> [RAW DATA]:
# # # # #

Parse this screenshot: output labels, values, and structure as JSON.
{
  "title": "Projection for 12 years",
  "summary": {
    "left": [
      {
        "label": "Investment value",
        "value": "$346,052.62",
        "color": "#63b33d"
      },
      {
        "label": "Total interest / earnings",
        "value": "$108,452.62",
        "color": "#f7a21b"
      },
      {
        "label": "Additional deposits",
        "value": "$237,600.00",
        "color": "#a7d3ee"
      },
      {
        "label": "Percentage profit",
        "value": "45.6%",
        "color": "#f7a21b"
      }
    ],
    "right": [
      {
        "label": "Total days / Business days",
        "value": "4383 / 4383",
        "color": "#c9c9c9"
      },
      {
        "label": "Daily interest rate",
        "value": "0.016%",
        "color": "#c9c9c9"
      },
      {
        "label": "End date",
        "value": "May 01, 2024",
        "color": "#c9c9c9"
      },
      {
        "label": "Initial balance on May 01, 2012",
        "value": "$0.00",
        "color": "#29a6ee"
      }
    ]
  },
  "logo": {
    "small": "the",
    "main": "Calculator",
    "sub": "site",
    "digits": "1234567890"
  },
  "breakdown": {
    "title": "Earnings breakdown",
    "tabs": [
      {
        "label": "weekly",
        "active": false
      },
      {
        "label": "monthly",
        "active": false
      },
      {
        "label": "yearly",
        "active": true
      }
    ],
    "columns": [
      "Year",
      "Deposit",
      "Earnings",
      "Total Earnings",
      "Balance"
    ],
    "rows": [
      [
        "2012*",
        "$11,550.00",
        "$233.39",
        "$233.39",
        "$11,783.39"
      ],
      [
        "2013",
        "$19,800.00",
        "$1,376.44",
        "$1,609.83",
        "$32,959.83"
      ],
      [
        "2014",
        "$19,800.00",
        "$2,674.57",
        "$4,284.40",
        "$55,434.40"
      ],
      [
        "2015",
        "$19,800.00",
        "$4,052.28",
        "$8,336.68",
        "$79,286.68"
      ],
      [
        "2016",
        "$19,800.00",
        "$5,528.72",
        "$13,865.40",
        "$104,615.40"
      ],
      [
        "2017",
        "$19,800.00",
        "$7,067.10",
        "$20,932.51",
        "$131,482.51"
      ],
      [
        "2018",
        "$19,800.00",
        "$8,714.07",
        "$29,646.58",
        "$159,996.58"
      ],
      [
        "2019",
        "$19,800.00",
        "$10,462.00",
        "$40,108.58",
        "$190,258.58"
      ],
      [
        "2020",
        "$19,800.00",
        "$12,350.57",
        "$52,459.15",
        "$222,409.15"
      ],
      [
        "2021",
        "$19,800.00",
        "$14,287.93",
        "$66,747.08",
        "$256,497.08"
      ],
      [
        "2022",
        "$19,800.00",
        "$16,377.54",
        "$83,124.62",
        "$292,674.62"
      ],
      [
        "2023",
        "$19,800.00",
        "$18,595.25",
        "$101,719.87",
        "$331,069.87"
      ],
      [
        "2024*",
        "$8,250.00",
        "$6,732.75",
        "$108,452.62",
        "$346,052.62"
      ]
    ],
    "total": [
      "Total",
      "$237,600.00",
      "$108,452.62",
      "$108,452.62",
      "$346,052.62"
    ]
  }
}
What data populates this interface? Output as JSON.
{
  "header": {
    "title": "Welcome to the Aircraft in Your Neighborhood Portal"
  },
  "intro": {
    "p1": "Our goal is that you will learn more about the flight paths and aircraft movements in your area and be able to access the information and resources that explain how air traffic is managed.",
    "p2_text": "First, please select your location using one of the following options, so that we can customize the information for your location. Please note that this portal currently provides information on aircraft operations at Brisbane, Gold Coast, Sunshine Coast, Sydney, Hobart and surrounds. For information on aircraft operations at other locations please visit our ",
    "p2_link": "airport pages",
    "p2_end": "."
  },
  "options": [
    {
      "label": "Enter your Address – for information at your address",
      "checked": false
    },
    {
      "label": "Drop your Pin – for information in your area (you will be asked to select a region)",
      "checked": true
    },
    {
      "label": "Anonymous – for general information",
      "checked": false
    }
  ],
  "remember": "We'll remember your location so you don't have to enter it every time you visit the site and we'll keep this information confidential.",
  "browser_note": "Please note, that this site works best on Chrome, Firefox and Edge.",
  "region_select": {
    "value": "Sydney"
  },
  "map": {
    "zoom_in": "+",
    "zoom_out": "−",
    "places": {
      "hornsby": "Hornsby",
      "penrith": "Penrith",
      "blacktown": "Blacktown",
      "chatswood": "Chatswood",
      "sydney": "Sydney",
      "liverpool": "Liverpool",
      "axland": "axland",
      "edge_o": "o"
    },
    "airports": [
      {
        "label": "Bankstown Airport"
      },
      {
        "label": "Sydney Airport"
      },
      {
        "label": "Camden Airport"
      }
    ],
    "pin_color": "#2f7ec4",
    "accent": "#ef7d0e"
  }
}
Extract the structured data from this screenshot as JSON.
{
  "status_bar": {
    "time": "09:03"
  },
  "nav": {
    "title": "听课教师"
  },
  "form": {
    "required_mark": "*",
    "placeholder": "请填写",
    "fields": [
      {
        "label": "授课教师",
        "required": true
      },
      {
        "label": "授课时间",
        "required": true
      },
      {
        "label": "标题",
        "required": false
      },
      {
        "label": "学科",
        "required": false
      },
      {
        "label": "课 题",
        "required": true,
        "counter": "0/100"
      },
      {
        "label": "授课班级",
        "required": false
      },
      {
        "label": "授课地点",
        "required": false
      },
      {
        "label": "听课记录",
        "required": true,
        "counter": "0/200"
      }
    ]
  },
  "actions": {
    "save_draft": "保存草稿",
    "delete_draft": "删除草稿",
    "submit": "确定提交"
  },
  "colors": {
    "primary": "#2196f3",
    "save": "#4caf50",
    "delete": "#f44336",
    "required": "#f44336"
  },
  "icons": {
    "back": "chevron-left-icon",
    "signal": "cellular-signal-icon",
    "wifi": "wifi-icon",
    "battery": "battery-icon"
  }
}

# # # # #

> [WHAT YOU NEED TO DO]: Which lines above contain "area"? Show each of them.

> [RESPONSE BELOW]:
    "p1": "Our goal is that you will learn more about the flight paths and aircraft movements in your area and be able to access the information and resources that explain how air traffic is managed.",
      "label": "Drop your Pin – for information in your area (you will be asked to select a region)",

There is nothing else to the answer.